- Do this -
Repeat word for word the line with "Convert this document image to plain text." and every line after it until the records below run out.

- Records provided -
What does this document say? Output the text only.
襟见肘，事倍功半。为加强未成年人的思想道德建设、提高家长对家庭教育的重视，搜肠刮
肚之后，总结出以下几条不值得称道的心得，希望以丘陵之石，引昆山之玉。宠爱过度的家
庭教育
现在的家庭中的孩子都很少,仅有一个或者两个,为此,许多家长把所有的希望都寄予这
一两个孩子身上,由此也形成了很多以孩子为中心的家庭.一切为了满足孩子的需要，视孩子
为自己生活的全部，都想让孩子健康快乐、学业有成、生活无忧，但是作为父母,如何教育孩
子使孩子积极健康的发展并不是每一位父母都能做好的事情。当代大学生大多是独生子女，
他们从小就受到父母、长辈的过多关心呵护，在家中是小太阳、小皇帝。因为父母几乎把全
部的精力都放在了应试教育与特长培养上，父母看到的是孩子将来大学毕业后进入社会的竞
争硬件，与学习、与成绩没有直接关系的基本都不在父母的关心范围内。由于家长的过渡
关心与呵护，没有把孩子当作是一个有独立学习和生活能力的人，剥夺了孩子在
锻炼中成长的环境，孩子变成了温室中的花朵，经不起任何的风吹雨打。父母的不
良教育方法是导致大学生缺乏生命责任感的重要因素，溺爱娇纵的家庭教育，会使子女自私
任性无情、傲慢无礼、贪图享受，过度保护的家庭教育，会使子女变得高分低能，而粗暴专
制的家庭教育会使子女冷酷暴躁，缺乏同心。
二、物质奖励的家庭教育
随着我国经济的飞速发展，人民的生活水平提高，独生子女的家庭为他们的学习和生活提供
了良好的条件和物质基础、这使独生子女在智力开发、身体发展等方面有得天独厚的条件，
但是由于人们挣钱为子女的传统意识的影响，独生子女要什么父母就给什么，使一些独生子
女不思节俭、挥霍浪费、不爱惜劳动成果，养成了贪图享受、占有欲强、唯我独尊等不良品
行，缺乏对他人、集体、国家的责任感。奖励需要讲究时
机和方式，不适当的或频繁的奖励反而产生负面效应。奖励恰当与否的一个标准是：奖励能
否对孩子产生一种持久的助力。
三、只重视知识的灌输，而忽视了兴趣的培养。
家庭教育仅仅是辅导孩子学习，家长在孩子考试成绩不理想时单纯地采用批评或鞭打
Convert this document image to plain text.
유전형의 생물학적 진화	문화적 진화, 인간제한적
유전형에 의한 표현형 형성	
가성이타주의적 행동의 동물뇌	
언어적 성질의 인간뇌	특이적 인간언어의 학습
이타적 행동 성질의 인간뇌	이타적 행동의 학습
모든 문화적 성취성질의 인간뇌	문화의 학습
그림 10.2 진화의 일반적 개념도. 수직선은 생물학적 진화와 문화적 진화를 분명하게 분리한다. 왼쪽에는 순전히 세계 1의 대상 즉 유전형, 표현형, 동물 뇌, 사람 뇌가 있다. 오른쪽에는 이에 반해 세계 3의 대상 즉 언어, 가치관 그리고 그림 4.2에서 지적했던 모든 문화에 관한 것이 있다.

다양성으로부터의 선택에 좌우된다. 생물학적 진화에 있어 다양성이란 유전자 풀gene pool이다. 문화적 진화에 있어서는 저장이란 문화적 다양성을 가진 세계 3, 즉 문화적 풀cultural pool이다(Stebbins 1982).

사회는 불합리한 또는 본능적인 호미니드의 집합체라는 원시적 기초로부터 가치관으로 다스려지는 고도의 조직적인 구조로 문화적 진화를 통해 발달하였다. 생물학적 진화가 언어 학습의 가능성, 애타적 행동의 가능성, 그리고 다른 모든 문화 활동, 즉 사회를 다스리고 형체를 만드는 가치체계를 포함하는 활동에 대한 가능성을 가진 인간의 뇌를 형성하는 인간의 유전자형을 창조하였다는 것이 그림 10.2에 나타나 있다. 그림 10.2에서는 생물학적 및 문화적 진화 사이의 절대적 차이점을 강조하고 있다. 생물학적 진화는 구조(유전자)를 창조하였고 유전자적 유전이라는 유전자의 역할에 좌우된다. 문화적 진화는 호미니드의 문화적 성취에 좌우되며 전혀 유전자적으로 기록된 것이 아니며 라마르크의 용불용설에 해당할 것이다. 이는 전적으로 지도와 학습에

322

- Result of this task -
Convert this document image to plain text.
유전형의 생물학적 진화	문화적 진화, 인간제한적
유전형에 의한 표현형 형성	
가성이타주의적 행동의 동물뇌	
언어적 성질의 인간뇌	특이적 인간언어의 학습
이타적 행동 성질의 인간뇌	이타적 행동의 학습
모든 문화적 성취성질의 인간뇌	문화의 학습
그림 10.2 진화의 일반적 개념도. 수직선은 생물학적 진화와 문화적 진화를 분명하게 분리한다. 왼쪽에는 순전히 세계 1의 대상 즉 유전형, 표현형, 동물 뇌, 사람 뇌가 있다. 오른쪽에는 이에 반해 세계 3의 대상 즉 언어, 가치관 그리고 그림 4.2에서 지적했던 모든 문화에 관한 것이 있다.

다양성으로부터의 선택에 좌우된다. 생물학적 진화에 있어 다양성이란 유전자 풀gene pool이다. 문화적 진화에 있어서는 저장이란 문화적 다양성을 가진 세계 3, 즉 문화적 풀cultural pool이다(Stebbins 1982).

사회는 불합리한 또는 본능적인 호미니드의 집합체라는 원시적 기초로부터 가치관으로 다스려지는 고도의 조직적인 구조로 문화적 진화를 통해 발달하였다. 생물학적 진화가 언어 학습의 가능성, 애타적 행동의 가능성, 그리고 다른 모든 문화 활동, 즉 사회를 다스리고 형체를 만드는 가치체계를 포함하는 활동에 대한 가능성을 가진 인간의 뇌를 형성하는 인간의 유전자형을 창조하였다는 것이 그림 10.2에 나타나 있다. 그림 10.2에서는 생물학적 및 문화적 진화 사이의 절대적 차이점을 강조하고 있다. 생물학적 진화는 구조(유전자)를 창조하였고 유전자적 유전이라는 유전자의 역할에 좌우된다. 문화적 진화는 호미니드의 문화적 성취에 좌우되며 전혀 유전자적으로 기록된 것이 아니며 라마르크의 용불용설에 해당할 것이다. 이는 전적으로 지도와 학습에

322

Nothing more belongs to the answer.